---- Records to use

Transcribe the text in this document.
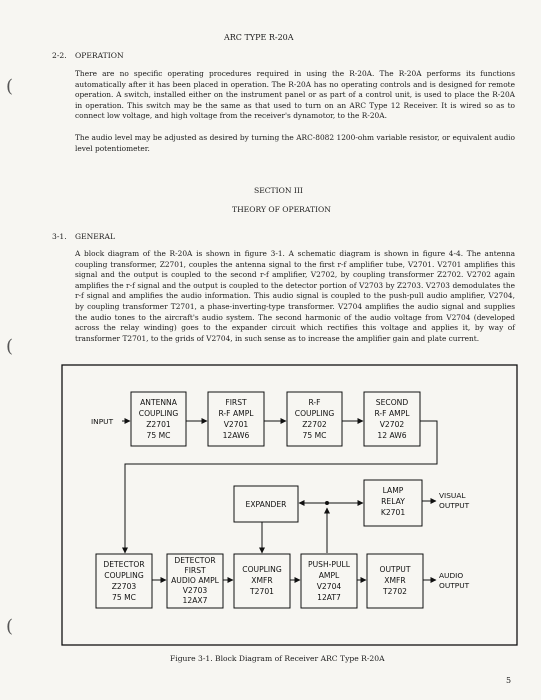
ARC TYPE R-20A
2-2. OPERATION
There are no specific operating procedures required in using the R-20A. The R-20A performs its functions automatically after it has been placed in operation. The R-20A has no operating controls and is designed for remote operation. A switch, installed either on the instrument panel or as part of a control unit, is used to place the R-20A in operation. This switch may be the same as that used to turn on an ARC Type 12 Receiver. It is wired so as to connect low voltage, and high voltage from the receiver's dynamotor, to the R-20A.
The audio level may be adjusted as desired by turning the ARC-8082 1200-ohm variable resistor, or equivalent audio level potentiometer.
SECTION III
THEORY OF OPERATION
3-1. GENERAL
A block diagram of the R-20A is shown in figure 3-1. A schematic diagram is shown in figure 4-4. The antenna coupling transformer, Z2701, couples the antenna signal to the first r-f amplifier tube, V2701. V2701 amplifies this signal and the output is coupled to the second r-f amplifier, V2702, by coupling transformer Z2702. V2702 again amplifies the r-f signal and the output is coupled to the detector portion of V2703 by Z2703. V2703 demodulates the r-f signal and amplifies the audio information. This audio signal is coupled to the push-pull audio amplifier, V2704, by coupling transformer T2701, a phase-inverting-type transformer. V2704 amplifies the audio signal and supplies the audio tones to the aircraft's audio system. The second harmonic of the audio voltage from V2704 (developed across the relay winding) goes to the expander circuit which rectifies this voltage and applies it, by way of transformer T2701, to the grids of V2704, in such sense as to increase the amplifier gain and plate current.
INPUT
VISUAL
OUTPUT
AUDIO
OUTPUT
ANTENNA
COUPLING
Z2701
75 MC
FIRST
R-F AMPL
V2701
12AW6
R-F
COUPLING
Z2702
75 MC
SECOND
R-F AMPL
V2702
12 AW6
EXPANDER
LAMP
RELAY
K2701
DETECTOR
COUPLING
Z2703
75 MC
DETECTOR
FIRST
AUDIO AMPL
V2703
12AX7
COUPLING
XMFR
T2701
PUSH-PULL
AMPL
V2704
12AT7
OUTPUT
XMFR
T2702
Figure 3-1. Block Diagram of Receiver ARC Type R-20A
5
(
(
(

--------

Work required: Repeat the listing verbatim. Skip the pictures.

Output for this exercise:
Transcribe the text in this document.
ARC TYPE R-20A
2-2. OPERATION
There are no specific operating procedures required in using the R-20A. The R-20A performs its functions automatically after it has been placed in operation. The R-20A has no operating controls and is designed for remote operation. A switch, installed either on the instrument panel or as part of a control unit, is used to place the R-20A in operation. This switch may be the same as that used to turn on an ARC Type 12 Receiver. It is wired so as to connect low voltage, and high voltage from the receiver's dynamotor, to the R-20A.
The audio level may be adjusted as desired by turning the ARC-8082 1200-ohm variable resistor, or equivalent audio level potentiometer.
SECTION III
THEORY OF OPERATION
3-1. GENERAL
A block diagram of the R-20A is shown in figure 3-1. A schematic diagram is shown in figure 4-4. The antenna coupling transformer, Z2701, couples the antenna signal to the first r-f amplifier tube, V2701. V2701 amplifies this signal and the output is coupled to the second r-f amplifier, V2702, by coupling transformer Z2702. V2702 again amplifies the r-f signal and the output is coupled to the detector portion of V2703 by Z2703. V2703 demodulates the r-f signal and amplifies the audio information. This audio signal is coupled to the push-pull audio amplifier, V2704, by coupling transformer T2701, a phase-inverting-type transformer. V2704 amplifies the audio signal and supplies the audio tones to the aircraft's audio system. The second harmonic of the audio voltage from V2704 (developed across the relay winding) goes to the expander circuit which rectifies this voltage and applies it, by way of transformer T2701, to the grids of V2704, in such sense as to increase the amplifier gain and plate current.
INPUT
VISUAL
OUTPUT
AUDIO
OUTPUT
ANTENNA
COUPLING
Z2701
75 MC
FIRST
R-F AMPL
V2701
12AW6
R-F
COUPLING
Z2702
75 MC
SECOND
R-F AMPL
V2702
12 AW6
EXPANDER
LAMP
RELAY
K2701
DETECTOR
COUPLING
Z2703
75 MC
DETECTOR
FIRST
AUDIO AMPL
V2703
12AX7
COUPLING
XMFR
T2701
PUSH-PULL
AMPL
V2704
12AT7
OUTPUT
XMFR
T2702
Figure 3-1. Block Diagram of Receiver ARC Type R-20A
5
(
(
(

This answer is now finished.